___ MATERIAL TO PROCESS

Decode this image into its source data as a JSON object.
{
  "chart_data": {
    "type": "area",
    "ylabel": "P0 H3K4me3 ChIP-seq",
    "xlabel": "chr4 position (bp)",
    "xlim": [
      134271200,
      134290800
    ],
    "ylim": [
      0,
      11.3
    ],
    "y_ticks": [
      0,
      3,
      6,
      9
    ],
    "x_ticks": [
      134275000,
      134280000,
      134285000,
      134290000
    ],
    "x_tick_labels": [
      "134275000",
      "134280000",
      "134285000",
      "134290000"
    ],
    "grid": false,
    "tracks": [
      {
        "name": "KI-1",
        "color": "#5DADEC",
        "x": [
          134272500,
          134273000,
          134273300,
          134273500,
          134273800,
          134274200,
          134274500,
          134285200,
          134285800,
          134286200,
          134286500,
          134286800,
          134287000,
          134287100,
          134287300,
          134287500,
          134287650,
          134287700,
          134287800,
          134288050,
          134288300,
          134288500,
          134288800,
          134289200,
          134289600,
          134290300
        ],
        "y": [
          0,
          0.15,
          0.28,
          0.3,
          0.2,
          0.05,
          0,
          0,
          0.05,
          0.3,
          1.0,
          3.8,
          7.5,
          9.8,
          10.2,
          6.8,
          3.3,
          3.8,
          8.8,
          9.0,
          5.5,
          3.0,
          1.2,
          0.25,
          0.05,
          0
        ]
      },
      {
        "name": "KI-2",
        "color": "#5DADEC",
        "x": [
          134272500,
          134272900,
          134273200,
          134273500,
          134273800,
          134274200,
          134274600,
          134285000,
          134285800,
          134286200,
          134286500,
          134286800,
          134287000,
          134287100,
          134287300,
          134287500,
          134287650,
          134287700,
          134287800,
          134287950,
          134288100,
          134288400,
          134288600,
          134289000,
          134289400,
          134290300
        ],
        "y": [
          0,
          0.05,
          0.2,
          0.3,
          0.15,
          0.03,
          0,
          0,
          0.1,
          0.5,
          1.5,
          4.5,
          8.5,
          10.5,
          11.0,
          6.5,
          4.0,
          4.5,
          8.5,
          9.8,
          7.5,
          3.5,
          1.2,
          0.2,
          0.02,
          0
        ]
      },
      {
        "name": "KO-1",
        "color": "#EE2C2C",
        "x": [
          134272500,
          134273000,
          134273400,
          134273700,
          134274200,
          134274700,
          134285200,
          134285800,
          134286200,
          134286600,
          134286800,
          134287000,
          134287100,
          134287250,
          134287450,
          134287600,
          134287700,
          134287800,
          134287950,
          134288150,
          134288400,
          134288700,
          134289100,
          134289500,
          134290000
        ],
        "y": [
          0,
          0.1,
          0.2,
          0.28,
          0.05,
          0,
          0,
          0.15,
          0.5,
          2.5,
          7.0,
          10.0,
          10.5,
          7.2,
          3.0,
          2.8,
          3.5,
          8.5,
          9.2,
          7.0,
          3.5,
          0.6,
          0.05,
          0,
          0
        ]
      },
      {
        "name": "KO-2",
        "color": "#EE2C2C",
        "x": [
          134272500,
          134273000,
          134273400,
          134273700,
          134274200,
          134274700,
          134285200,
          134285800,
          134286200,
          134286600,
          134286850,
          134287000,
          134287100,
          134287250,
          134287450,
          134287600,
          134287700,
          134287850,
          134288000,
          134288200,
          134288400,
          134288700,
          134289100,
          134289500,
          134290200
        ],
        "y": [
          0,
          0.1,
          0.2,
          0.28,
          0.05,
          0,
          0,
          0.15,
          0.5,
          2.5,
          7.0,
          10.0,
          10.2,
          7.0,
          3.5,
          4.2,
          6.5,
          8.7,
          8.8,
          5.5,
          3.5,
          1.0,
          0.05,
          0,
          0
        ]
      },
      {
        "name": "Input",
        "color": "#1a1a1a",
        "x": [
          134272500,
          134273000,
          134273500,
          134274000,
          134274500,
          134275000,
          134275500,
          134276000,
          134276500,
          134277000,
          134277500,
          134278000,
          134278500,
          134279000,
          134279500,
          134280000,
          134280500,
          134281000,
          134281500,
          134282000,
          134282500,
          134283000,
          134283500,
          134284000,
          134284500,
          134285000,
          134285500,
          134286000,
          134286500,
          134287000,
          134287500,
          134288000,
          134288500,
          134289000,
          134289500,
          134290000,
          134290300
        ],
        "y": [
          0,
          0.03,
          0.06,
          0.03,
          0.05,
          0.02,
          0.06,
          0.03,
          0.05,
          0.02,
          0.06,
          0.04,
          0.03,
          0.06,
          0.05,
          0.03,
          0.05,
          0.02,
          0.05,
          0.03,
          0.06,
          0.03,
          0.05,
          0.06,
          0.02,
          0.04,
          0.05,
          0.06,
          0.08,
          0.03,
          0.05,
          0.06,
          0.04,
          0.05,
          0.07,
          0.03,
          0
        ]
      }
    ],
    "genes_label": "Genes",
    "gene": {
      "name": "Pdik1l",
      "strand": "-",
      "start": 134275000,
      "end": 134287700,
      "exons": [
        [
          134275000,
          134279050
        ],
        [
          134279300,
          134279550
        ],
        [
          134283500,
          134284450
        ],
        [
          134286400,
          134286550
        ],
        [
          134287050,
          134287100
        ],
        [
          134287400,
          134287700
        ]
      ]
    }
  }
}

______

> TASK ITEM:
The job here is to find each line above with the word "name" and copy it.

> ANSWER FOR THIS EXERCISE:
        "name": "KI-1",
        "name": "KI-2",
        "name": "KO-1",
        "name": "KO-2",
        "name": "Input",
      "name": "Pdik1l",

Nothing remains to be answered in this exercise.